===== Text provided
# Spearfishing Questions



## polar21

How do you guys attach your stringer to yourself?

How do you attach your speargun to yourself? I see when alot of people shoot fish it looks like they just drop the speargun and pull the fish in and put it on the stringer. 

This will be my first time spearfishing so I am a complete FNG...


----------



## DreamWeaver21

I attach the stringer to a D ring on my BC with a brass snap hook. I don't attach the spear gun. The gun floats but the spear sinks. When I shoot something I let go of the gun but hold the line and the gun just floats up out of the way while getting the fish on the stringer. It can be quite a bear getting the spear out of the fish.

Get the fish on the stringer first and then get the spear out.

Also, depending on the shot it can be better to swim to the fish instead of trying to pull the fish to you . When you try and pull the fish to you, you can pull the spear out and lose the fish. Another tip, when you shoot something and the spear is through the fish, grab the spear past where it went through the fish so that the tip can't come back through until you have the fish on the stringer.


----------



## buckeye83

Make sure you are very proficient in reloading your gun. You can easily waste bottom time trying to figure it out. I learned the hard way!


----------



## jamesw21

Wirelessly posted

Where you going for the first time?


----------



## coolbluestreak

I use a setup from ocean rhino (I think), I came with super heavy mono, a couple crimps and a clip. It works pretty good and you can kind of set the length of the setup before you crimp it, that way it's not too long or short. 

Btw, not all guns float. Even a wood gun doesn't float until the shaft is out of it.


----------



## polar21

I dont know where we are going yet, just depends on the seas and how much time we have that day. 

Thanks for all the suggestions everyone. I have a wood gun so I dont know if it floats or not.


----------



## sniper

I have my stringer connected right to my bc, one of the lower clips so the fish isn't in my face while on the stringer. I clip my gun to myself too with a coated 7 strand, crimps and a clip. I figure if I ever get into a bind I can easily enough cut the shock cord with my knife.
==========
===== Material
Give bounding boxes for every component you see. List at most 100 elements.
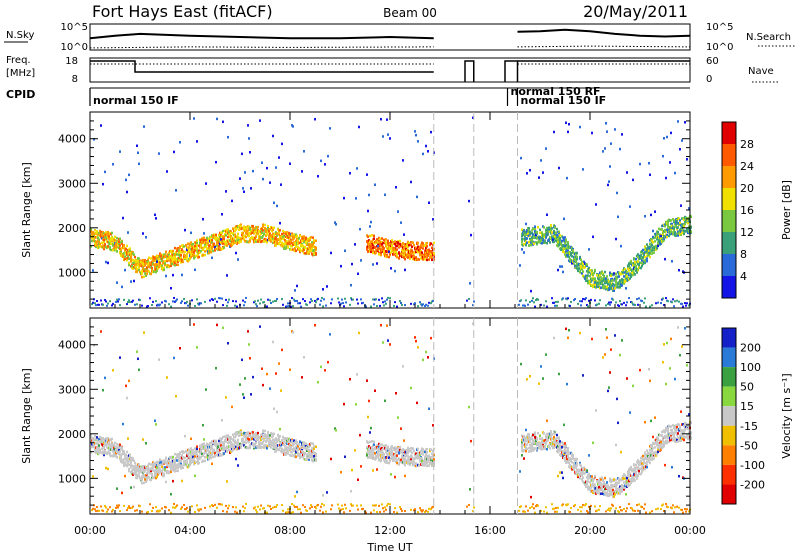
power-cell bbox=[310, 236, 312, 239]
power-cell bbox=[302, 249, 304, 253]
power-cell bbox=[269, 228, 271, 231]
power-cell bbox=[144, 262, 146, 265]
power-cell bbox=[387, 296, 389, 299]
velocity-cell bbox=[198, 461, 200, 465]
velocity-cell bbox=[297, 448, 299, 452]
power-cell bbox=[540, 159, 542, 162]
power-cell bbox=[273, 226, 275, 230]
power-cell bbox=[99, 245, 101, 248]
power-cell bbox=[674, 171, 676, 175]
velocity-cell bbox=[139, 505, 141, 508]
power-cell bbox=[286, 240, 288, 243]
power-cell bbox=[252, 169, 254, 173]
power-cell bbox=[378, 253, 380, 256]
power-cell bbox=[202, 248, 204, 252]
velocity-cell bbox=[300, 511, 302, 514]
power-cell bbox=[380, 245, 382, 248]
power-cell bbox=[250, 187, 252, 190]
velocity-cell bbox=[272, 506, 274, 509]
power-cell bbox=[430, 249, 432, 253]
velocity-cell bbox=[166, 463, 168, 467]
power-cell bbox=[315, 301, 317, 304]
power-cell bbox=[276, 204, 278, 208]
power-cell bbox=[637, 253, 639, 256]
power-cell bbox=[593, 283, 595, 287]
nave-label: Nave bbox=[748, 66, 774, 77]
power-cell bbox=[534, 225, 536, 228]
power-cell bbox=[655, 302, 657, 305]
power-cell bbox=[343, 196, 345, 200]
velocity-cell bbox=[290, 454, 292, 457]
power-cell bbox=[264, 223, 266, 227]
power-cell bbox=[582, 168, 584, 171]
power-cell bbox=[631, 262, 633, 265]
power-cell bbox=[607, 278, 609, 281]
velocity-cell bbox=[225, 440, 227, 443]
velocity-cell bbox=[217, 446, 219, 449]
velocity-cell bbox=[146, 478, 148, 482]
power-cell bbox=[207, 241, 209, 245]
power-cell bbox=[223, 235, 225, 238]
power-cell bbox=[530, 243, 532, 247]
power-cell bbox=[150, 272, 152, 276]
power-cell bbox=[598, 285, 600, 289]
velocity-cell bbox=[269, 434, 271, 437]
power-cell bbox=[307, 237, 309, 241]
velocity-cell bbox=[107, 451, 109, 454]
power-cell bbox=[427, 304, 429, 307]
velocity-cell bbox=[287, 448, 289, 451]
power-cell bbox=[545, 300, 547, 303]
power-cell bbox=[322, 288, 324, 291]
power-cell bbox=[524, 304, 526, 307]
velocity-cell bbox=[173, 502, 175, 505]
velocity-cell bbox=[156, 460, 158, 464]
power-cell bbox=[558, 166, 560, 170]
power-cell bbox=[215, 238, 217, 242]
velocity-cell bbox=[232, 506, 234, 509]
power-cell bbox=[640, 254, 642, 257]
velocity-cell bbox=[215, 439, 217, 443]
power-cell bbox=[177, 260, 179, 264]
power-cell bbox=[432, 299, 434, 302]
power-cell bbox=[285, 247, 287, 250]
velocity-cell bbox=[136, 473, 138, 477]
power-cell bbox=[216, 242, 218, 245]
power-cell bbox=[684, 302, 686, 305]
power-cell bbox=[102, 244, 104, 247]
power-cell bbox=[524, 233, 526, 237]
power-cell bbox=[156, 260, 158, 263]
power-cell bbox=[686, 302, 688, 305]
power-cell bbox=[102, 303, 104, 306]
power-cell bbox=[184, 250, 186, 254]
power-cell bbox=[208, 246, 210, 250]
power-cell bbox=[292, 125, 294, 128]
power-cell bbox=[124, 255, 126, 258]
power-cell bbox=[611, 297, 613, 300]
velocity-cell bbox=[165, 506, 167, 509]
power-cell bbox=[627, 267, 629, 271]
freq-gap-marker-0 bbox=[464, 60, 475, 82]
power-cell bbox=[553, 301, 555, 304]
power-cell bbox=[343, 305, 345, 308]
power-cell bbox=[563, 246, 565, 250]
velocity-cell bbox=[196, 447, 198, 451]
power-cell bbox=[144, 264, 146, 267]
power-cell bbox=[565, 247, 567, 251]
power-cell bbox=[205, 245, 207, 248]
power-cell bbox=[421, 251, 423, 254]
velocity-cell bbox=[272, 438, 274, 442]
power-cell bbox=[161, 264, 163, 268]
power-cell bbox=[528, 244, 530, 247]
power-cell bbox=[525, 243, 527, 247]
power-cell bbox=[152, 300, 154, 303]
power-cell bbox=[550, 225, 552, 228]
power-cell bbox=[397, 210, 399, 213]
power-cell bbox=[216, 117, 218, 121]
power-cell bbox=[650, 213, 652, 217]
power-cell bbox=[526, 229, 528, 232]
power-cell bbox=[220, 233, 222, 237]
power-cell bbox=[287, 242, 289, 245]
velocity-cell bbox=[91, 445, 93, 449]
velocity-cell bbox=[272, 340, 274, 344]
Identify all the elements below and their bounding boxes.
==========
===== Material
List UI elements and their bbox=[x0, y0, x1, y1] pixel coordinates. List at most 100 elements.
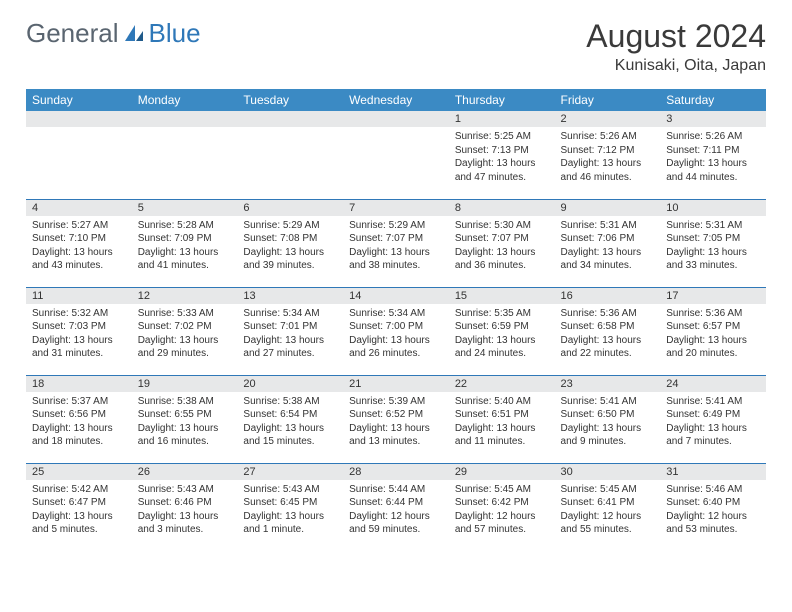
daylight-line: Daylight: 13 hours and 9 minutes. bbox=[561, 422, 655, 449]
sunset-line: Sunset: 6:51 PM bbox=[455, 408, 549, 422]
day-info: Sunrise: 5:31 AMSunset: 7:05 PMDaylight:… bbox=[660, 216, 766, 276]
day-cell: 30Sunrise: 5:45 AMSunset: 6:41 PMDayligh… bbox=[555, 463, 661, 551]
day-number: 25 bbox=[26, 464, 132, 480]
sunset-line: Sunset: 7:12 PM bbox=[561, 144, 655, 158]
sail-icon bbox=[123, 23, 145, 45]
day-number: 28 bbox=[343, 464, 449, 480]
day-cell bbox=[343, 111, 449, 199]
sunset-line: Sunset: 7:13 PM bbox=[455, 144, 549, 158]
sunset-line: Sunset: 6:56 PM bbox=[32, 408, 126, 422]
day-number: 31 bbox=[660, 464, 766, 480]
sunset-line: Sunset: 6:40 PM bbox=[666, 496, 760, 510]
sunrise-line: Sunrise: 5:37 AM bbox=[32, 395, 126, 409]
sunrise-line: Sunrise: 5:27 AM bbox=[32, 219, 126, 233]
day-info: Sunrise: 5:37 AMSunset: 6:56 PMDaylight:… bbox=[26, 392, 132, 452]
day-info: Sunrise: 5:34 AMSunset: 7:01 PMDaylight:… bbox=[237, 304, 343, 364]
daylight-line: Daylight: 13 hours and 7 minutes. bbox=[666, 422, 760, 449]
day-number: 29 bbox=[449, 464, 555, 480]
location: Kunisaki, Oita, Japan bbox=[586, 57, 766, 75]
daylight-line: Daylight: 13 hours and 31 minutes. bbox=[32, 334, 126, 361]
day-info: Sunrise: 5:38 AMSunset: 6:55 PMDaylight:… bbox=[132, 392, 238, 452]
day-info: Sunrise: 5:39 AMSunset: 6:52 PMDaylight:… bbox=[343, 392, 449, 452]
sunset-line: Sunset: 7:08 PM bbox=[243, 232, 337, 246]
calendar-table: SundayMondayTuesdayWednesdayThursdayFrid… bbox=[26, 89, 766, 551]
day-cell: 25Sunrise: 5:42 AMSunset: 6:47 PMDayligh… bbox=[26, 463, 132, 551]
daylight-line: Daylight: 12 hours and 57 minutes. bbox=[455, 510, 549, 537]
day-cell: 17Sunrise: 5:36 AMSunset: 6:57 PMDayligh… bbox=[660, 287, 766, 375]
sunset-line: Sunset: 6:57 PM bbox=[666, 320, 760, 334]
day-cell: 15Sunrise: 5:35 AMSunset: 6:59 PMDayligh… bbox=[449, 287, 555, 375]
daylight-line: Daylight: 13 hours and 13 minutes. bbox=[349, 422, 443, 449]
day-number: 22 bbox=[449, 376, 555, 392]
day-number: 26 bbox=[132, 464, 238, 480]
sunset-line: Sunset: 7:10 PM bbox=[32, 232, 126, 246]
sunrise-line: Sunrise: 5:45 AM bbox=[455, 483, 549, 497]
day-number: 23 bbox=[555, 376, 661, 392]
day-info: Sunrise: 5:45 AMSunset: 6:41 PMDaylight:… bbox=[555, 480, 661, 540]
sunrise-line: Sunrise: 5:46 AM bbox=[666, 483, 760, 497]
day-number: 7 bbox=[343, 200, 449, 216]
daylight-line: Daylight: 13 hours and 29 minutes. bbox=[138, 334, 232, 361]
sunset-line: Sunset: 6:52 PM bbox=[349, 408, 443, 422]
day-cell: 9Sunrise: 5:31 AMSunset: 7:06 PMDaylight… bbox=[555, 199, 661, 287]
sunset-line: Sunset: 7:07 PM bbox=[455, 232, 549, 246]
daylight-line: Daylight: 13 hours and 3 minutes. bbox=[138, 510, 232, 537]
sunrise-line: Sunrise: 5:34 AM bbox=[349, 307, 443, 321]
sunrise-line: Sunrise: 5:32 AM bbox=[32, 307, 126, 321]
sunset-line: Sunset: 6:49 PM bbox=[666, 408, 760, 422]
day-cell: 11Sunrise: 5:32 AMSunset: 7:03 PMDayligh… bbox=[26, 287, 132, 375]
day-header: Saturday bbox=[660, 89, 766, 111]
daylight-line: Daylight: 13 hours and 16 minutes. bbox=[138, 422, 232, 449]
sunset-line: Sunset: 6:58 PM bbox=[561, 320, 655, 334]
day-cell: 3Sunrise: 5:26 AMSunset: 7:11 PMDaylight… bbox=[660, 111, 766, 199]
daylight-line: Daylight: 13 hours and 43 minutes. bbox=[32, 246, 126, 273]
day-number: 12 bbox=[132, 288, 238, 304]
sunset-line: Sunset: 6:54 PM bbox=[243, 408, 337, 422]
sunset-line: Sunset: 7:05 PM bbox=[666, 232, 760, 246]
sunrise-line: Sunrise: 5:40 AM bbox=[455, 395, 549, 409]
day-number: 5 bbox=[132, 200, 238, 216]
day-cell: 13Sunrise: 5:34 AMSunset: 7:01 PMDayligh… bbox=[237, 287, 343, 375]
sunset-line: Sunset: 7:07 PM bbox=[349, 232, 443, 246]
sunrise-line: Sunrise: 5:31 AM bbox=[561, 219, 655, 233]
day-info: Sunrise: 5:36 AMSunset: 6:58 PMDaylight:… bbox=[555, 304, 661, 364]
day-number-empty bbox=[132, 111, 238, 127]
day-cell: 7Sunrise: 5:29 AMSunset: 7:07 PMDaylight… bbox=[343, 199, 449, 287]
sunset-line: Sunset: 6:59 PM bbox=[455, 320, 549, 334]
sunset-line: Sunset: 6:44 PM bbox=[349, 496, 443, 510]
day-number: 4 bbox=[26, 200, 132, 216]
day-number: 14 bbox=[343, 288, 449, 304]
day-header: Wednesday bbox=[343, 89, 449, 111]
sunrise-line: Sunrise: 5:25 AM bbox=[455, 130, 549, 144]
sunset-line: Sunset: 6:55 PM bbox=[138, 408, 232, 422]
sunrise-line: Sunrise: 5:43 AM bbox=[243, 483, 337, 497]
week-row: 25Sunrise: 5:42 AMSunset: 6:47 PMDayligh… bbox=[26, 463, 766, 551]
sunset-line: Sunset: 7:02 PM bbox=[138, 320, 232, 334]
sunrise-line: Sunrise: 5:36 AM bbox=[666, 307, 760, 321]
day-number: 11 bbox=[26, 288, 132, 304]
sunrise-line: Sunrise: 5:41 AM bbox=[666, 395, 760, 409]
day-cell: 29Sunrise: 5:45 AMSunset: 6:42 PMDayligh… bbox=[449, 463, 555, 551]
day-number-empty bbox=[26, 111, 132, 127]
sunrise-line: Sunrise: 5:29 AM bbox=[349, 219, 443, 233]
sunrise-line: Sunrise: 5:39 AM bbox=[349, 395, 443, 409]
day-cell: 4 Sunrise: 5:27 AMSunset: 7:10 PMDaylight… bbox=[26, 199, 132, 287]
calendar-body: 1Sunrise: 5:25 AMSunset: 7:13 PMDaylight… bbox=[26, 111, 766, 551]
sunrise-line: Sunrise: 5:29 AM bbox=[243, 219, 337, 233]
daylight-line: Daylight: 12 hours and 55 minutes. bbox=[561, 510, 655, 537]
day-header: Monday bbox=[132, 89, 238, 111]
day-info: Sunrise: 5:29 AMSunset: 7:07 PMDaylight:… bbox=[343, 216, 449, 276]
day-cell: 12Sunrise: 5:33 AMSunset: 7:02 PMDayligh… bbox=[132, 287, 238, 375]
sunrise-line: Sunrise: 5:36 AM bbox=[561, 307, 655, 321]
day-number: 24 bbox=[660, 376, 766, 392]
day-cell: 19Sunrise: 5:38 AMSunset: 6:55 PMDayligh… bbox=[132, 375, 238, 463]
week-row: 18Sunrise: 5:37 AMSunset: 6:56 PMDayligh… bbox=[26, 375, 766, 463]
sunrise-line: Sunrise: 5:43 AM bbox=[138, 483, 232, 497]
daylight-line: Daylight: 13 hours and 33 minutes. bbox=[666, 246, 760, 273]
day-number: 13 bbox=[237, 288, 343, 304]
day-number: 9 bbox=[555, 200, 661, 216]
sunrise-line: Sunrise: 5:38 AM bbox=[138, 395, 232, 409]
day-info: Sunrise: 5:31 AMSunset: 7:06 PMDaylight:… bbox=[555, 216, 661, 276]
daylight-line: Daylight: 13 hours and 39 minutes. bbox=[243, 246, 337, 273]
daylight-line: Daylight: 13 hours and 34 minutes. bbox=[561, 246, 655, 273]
==========
===== Material
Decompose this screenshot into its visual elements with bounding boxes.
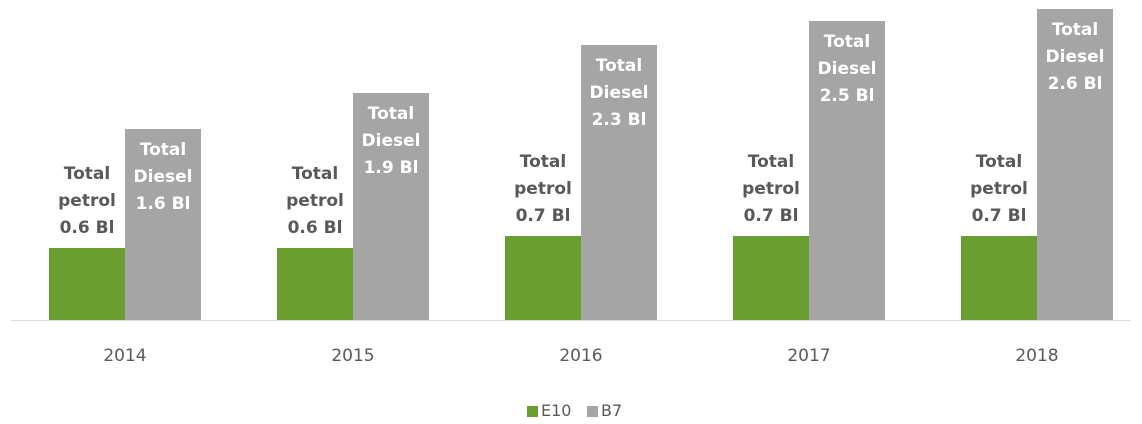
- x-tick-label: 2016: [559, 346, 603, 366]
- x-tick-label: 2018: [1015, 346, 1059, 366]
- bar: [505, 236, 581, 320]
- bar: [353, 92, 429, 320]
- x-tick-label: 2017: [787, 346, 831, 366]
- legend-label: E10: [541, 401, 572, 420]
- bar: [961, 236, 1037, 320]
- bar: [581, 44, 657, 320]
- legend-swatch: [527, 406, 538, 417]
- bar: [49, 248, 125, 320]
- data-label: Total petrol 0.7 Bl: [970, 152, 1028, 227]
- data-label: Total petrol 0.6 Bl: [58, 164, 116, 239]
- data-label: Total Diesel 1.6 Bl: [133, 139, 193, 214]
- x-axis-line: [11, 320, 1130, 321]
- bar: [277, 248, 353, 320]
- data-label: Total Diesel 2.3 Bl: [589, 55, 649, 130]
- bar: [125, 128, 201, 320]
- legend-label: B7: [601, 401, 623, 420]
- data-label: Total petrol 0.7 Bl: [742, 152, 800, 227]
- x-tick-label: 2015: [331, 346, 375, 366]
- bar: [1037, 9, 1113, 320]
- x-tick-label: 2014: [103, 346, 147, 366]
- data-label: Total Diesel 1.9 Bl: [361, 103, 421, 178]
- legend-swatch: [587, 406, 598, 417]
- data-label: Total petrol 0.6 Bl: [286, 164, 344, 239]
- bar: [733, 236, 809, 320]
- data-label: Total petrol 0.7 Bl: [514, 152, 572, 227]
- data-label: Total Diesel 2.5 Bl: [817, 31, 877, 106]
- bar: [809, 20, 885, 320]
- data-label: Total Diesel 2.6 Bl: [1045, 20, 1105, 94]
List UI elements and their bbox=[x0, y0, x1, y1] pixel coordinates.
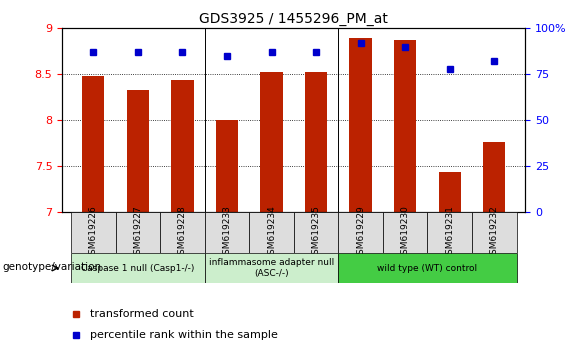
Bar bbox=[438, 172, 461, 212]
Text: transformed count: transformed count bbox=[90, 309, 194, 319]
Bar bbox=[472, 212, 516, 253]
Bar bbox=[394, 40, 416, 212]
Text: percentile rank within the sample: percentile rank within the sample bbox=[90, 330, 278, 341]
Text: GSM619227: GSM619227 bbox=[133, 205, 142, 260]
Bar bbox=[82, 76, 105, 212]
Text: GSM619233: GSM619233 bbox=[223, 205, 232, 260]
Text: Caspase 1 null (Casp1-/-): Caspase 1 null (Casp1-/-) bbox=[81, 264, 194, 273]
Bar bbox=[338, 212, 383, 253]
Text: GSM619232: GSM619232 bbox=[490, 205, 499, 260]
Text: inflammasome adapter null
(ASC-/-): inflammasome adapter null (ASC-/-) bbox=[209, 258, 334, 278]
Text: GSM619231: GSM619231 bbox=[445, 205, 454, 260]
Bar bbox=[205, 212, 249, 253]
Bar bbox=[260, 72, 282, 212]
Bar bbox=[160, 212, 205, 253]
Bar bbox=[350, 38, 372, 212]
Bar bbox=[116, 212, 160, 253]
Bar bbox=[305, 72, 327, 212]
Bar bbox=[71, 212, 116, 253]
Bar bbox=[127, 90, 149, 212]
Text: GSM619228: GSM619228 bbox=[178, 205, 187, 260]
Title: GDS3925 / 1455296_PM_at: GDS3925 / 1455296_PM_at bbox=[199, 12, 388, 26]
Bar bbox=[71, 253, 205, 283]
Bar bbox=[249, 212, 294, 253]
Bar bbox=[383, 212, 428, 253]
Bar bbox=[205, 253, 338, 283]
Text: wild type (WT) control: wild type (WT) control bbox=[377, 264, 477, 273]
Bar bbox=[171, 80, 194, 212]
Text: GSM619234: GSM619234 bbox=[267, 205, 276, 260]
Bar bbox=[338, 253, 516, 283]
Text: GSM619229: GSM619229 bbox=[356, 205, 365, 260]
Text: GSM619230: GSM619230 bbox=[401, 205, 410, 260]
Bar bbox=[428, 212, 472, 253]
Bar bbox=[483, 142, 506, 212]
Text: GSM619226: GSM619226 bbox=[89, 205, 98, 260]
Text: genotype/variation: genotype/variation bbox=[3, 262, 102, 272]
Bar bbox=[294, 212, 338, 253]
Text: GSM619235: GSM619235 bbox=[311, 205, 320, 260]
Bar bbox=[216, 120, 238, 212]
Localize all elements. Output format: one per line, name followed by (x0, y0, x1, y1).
==========
**Task instructions:**
**1.** Answer these questions from the spearfishing thread:
(a) What does DreamWeaver21 use to attach the stringer to the D ring on the BC?
(b) According to buckeye83, what can you waste if you have trouble reloading your gun?
(c) What does sniper use to clip the gun on?
**2.** State whether each statement agrees with the spearfishing thread, and quote the words that decide it:
(a) DreamWeaver21 attaches the speargun.
(b) coolbluestreak says a wood gun floats while the shaft is still in it.
(c) sniper connects the stringer to one of the lower clips on the BC.
**3.** Write the next post in the spearfishing thread, following the last one shown.
The rows play no part in any of this.

**Replies:**
**1.**
(a) A brass snap hook.
(b) Bottom time.
(c) A coated 7 strand, crimps and a clip.

**2.**
(a) No: "I don't attach the spear gun."
(b) No: "Even a wood gun doesn't float until the shaft is out of it."
(c) Yes: "I have my stringer connected right to my bc, one of the lower clips"

**3.**
----------



## coolbluestreak

I was in the boat last night so I took a picture for ya.


----------



## Mattatoar

Stringer is clipped to weight belt on two points to keep it tight on my body and not get hung up when I'm slithering through a wreck or over rocks. I carry some parachute cord in a loop to hang it below my belt when I am hunting off the bottom. This lessens the chance that Mr Toothy will mistake my andomen for bleeding mass of lunch before I know he's around.

Keep a mesh bag in a pocket for bugs or odd stuff you find like reels, weights, jigs, watches. wallets... all things I have found.

Gun; mount a spare shaft to make it negative (sink) all the time and give you a back up in case the shock cord has an issue, you are in a target rich zone, or something weird happens like the spear point of your primary gets lodged in a big cobia or AJ skull... something will happen sooner or later and spares are a good thing when you are at 120 feet on your last tank.

I'd rather NEVER have my gun float away..... again.

BC: clips, double ended brass one.... everywhere!!! Cheap at feed/horse tackle places like Tractor Supply.


----------



## markhsaltz

Be careful about clipping gun to you . It has pros and cons...Pro, you can use both hands to work with fish.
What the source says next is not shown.